===== DATA SUPPLIED =====
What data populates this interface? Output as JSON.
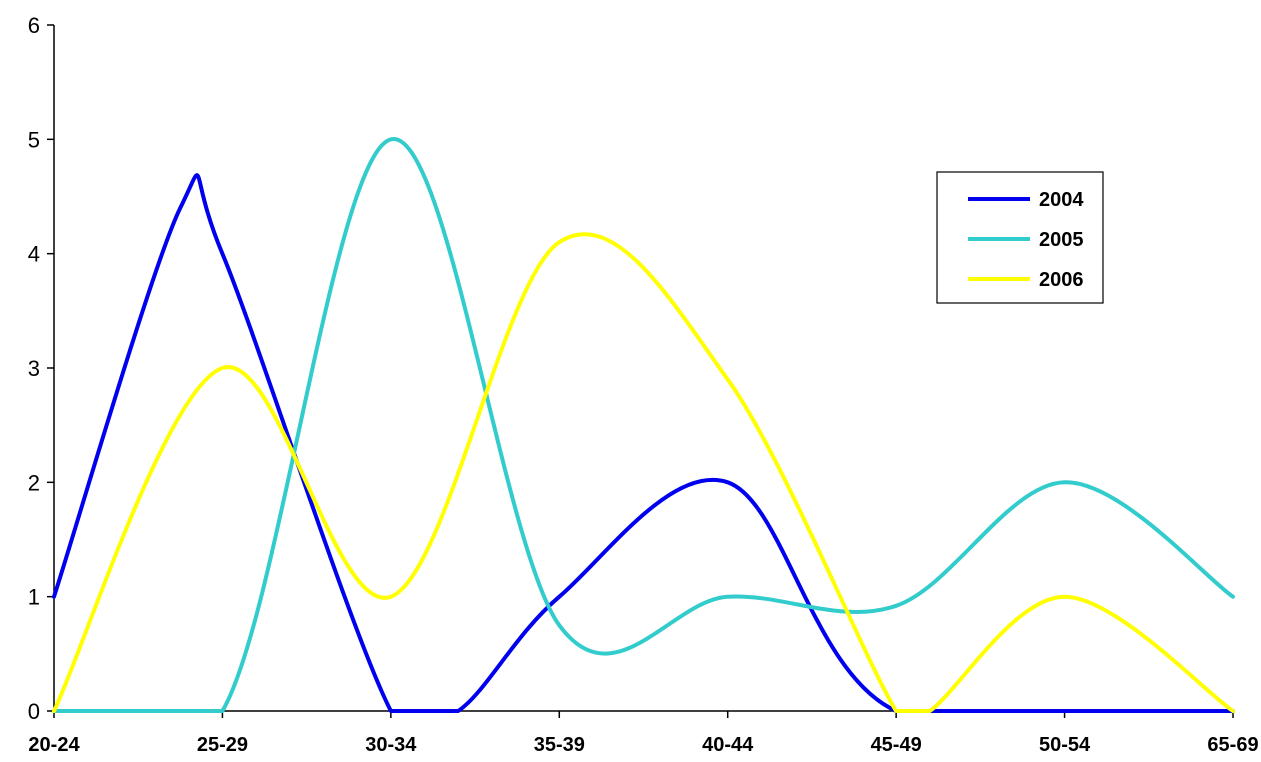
{
  "chart_data": {
    "type": "line",
    "smooth": true,
    "categories": [
      "20-24",
      "25-29",
      "30-34",
      "35-39",
      "40-44",
      "45-49",
      "50-54",
      "65-69"
    ],
    "series": [
      {
        "name": "2004",
        "color": "#0000ee",
        "points": [
          [
            0,
            1
          ],
          [
            0.75,
            4.4
          ],
          [
            1,
            4
          ],
          [
            2,
            0
          ],
          [
            2.4,
            0
          ],
          [
            3,
            1
          ],
          [
            4,
            2
          ],
          [
            5,
            0
          ],
          [
            7,
            0
          ]
        ]
      },
      {
        "name": "2005",
        "color": "#33cccc",
        "points": [
          [
            0,
            0
          ],
          [
            1,
            0
          ],
          [
            2,
            5
          ],
          [
            3,
            0.75
          ],
          [
            4,
            1
          ],
          [
            5,
            0.92
          ],
          [
            6,
            2
          ],
          [
            7,
            1
          ]
        ]
      },
      {
        "name": "2006",
        "color": "#ffff00",
        "points": [
          [
            0,
            0
          ],
          [
            1,
            3
          ],
          [
            2,
            1
          ],
          [
            3,
            4.1
          ],
          [
            4,
            2.9
          ],
          [
            5,
            0
          ],
          [
            5.2,
            0
          ],
          [
            6,
            1
          ],
          [
            7,
            0
          ]
        ]
      }
    ],
    "ylim": [
      0,
      6
    ],
    "yticks": [
      0,
      1,
      2,
      3,
      4,
      5,
      6
    ],
    "xlabel": "",
    "ylabel": "",
    "title": "",
    "grid": false,
    "legend_position": "right"
  }
}
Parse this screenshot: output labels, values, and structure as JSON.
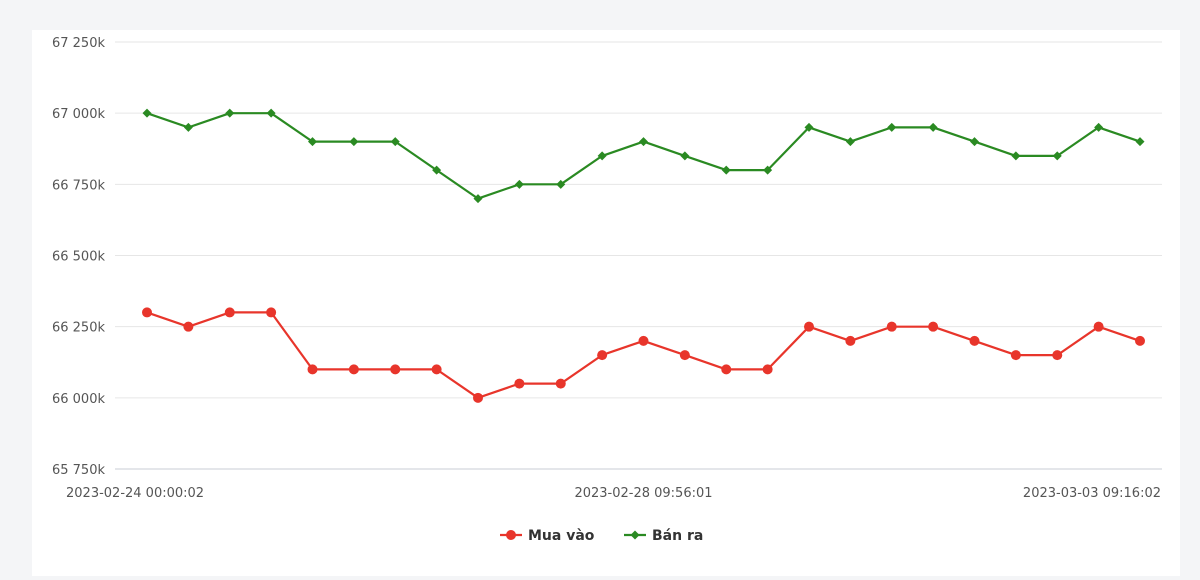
=====
» GIVEN TASK: Repeat the records in full, exactly as they appear, without the pictures.

» FULL RESPONSE:
What data populates this interface? Output as JSON.
{
  "chart_data": {
    "type": "line",
    "smooth": true,
    "categories": [
      "20-24",
      "25-29",
      "30-34",
      "35-39",
      "40-44",
      "45-49",
      "50-54",
      "65-69"
    ],
    "series": [
      {
        "name": "2004",
        "color": "#0000ee",
        "points": [
          [
            0,
            1
          ],
          [
            0.75,
            4.4
          ],
          [
            1,
            4
          ],
          [
            2,
            0
          ],
          [
            2.4,
            0
          ],
          [
            3,
            1
          ],
          [
            4,
            2
          ],
          [
            5,
            0
          ],
          [
            7,
            0
          ]
        ]
      },
      {
        "name": "2005",
        "color": "#33cccc",
        "points": [
          [
            0,
            0
          ],
          [
            1,
            0
          ],
          [
            2,
            5
          ],
          [
            3,
            0.75
          ],
          [
            4,
            1
          ],
          [
            5,
            0.92
          ],
          [
            6,
            2
          ],
          [
            7,
            1
          ]
        ]
      },
      {
        "name": "2006",
        "color": "#ffff00",
        "points": [
          [
            0,
            0
          ],
          [
            1,
            3
          ],
          [
            2,
            1
          ],
          [
            3,
            4.1
          ],
          [
            4,
            2.9
          ],
          [
            5,
            0
          ],
          [
            5.2,
            0
          ],
          [
            6,
            1
          ],
          [
            7,
            0
          ]
        ]
      }
    ],
    "ylim": [
      0,
      6
    ],
    "yticks": [
      0,
      1,
      2,
      3,
      4,
      5,
      6
    ],
    "xlabel": "",
    "ylabel": "",
    "title": "",
    "grid": false,
    "legend_position": "right"
  }
}
Parse this screenshot: output labels, values, and structure as JSON.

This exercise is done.